■ 分析用テキスト:
Photo_11 座長 事前に意思表示してもらった上で検査しているので、強制性は高野先生の危惧しすぎと思っている。

②の検査方法の問題点の方は、高野先生、文献の読み方、少しバイアスがかかっている。非常に不安に思ってます(会場:笑)。まず子どもに関するガイドラインはJAMA(米国医学会雑誌)じゃなくてThyroid(米国甲状腺学会誌)の方。この勧告が書かれた段階(2015年)での文献調査では積極的支持も積極的反対もできないというのが、この勧告。実はこの後の勧告として、高野さん引用文献の3つ目、Cancer Treatment Reviews、クレメント論文の中では、超音波を使った場合の利益とリスクをしっかり説明して、本人と医者が話し合った上で、ちゃんと超音波を使いましょうというような勧告になっている。

■ 取り組む作業:
[A] 甲状腺検査に関する発言に名前が出てくる学術誌を、すべて挙げてください。
[B] 甲状腺検査に関する発言を、最後の文の後から書き継ぐ。
この後に続く行は、上の発言とは別の資料である。

■ 抽出データ:
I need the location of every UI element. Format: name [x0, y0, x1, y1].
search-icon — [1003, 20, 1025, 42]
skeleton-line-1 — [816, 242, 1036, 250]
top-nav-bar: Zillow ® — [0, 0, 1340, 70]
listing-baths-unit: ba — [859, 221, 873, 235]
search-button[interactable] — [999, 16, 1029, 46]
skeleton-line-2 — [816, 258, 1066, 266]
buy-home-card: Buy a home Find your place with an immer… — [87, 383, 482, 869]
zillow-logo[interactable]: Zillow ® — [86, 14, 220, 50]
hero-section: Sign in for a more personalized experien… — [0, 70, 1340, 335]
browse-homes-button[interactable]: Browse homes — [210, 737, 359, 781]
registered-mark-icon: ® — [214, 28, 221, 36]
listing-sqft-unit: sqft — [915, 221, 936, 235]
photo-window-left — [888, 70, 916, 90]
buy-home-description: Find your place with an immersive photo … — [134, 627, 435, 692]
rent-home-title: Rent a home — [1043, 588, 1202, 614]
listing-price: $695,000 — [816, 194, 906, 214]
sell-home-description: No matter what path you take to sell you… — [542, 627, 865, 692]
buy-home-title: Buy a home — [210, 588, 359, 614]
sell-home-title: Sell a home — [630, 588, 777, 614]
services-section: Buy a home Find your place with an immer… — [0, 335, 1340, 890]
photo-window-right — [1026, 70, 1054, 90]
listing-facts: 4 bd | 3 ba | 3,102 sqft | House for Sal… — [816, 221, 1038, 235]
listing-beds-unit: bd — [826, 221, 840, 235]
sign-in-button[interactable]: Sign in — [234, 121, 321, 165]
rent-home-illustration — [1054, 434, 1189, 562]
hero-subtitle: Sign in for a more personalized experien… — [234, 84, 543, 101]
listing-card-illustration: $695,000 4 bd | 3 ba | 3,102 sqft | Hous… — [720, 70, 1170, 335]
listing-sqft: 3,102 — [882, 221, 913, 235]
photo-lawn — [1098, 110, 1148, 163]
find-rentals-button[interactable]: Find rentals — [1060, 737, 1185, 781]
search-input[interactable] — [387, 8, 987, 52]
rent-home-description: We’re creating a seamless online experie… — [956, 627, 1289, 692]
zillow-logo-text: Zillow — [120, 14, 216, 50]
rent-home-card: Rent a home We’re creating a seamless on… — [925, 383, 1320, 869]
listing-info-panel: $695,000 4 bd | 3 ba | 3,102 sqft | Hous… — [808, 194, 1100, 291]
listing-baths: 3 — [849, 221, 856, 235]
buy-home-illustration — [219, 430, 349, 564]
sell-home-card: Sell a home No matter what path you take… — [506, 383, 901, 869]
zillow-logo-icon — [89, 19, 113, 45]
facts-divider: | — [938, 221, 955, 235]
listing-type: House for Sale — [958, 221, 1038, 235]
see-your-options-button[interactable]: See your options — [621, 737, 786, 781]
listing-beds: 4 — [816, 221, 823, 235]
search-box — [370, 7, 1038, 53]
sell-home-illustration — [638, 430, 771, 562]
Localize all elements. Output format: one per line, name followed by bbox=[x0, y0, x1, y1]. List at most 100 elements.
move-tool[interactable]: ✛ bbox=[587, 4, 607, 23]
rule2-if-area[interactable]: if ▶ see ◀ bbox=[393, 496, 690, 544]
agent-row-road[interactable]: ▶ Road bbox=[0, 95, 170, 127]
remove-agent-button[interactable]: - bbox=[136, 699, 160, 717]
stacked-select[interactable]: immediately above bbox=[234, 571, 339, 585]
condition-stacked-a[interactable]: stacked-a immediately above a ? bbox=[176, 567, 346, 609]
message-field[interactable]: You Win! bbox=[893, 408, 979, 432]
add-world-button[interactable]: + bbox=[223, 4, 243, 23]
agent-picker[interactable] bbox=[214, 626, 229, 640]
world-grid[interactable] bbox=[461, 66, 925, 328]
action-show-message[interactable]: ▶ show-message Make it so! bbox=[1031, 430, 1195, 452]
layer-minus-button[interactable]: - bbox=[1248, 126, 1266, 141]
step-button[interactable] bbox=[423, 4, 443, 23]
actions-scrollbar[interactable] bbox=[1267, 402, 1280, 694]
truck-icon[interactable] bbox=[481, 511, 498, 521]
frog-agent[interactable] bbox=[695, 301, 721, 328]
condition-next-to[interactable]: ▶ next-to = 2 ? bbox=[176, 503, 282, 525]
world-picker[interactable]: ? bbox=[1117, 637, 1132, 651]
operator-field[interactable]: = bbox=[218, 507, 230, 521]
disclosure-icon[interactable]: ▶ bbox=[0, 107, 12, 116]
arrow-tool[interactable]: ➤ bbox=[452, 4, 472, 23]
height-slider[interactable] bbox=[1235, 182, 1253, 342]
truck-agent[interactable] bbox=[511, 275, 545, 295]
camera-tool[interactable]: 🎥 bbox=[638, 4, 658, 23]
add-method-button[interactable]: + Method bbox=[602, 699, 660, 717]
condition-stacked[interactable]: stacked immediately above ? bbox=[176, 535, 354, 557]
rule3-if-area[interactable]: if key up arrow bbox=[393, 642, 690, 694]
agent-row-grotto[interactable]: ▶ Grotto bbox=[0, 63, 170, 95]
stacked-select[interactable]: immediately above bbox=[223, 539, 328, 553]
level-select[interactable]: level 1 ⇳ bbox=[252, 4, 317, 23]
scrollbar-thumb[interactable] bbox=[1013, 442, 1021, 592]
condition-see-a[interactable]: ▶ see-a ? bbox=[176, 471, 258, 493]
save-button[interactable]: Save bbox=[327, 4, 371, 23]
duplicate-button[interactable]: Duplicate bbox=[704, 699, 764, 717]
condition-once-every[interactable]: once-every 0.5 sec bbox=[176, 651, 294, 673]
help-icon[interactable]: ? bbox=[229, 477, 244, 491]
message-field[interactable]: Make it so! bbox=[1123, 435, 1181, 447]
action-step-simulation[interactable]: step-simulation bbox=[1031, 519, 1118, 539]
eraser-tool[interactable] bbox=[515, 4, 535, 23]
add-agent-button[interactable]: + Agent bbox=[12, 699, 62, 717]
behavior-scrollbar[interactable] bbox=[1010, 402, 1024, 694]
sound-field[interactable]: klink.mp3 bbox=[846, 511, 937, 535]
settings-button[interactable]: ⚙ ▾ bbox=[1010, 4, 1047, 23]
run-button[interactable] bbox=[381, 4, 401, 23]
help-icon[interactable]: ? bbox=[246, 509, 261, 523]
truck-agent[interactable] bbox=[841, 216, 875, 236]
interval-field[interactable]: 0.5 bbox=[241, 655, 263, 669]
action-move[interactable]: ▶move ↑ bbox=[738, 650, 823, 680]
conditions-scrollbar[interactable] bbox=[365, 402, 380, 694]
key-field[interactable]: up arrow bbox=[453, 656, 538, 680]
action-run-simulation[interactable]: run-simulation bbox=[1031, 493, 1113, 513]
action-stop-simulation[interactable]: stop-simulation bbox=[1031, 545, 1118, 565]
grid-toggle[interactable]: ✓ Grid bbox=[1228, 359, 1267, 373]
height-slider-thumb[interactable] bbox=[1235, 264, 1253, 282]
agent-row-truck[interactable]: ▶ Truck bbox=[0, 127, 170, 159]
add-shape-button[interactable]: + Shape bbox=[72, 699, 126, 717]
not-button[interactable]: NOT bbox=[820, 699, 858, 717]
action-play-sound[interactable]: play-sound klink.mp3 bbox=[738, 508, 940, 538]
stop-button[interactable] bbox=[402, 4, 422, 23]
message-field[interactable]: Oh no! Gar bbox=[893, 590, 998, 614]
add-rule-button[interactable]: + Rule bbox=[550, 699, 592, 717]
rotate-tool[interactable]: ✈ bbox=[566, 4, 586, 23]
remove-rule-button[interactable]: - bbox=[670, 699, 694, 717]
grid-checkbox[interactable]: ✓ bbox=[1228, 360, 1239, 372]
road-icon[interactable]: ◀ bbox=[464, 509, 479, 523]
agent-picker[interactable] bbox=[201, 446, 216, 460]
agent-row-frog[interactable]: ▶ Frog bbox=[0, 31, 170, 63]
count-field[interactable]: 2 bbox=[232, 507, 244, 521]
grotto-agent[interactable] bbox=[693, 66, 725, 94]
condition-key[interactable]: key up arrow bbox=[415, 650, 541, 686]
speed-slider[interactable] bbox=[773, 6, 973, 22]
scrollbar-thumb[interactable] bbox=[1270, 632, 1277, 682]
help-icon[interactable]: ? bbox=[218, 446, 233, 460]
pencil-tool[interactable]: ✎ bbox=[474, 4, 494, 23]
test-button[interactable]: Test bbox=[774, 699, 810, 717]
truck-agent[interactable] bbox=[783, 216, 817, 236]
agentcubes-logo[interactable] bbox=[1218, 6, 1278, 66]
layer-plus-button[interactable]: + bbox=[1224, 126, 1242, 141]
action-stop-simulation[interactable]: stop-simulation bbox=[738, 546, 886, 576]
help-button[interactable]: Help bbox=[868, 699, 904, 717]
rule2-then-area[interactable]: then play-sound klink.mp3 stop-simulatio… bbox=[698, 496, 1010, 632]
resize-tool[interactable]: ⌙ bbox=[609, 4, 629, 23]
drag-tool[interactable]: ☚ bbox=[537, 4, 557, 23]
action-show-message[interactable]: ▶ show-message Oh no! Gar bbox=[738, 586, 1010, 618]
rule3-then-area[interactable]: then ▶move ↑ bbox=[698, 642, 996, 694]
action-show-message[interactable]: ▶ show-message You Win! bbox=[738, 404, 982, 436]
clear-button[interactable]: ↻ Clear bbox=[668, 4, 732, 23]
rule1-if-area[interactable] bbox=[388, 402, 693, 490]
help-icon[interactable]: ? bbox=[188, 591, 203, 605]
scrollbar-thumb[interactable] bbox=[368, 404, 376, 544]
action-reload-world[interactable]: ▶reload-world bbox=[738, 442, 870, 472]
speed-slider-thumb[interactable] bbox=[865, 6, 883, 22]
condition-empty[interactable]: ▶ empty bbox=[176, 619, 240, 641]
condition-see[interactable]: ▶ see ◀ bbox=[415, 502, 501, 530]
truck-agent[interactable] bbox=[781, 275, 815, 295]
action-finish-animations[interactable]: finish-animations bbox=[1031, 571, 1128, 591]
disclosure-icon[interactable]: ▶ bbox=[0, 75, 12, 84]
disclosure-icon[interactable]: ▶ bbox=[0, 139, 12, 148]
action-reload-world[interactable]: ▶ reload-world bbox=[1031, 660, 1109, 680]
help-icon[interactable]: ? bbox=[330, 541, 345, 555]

■ 解答例:
[A] JAMA(米国医学会雑誌)、Thyroid(米国甲状腺学会誌)、Cancer Treatment Reviews

[B]
(高野)先生があげた所は、まずこれまでどうだったかという、一番最初の文献リサーチしたところのもの。実際の勧告の内容はそういう(上述のような)内容。決して、国際学会が超音波じゃなくて触診でやろうと子どもに対して積極的に勧めているわけではない。特に、小さいがんで、手術しないでアクティブ・サーベイランスの対象でいいのかというのを判断するのは、触診ではできない。

Photo_12 南谷 私が住んでいる千葉県柏市はホットスポットがたくさんあり、医療団体が甲状腺検査とかしている。市町村がその検診費用を半分負担するとかしていて、大阪と千葉と、放射線に対する受け止めが違う。千葉県の人は福島県から離れているけど、気にしている人はかなり多い。最初の政府の発表をみんな信じなかった。隠蔽してるんじゃないかと、そういうことから始まっているから、想定外の甲状腺がんが見つかったということで検査体制を縮小すると、また何かいろいろ言われるような気がします。

祖父江 触診を選択肢として加えたらどうか

吉田 甲状腺の触診はほとんど分からないです

南谷 甲状腺専門でない医者が触って、甲状腺や結節が分かるとはとても思えない。超音波でないと客観性は保てない。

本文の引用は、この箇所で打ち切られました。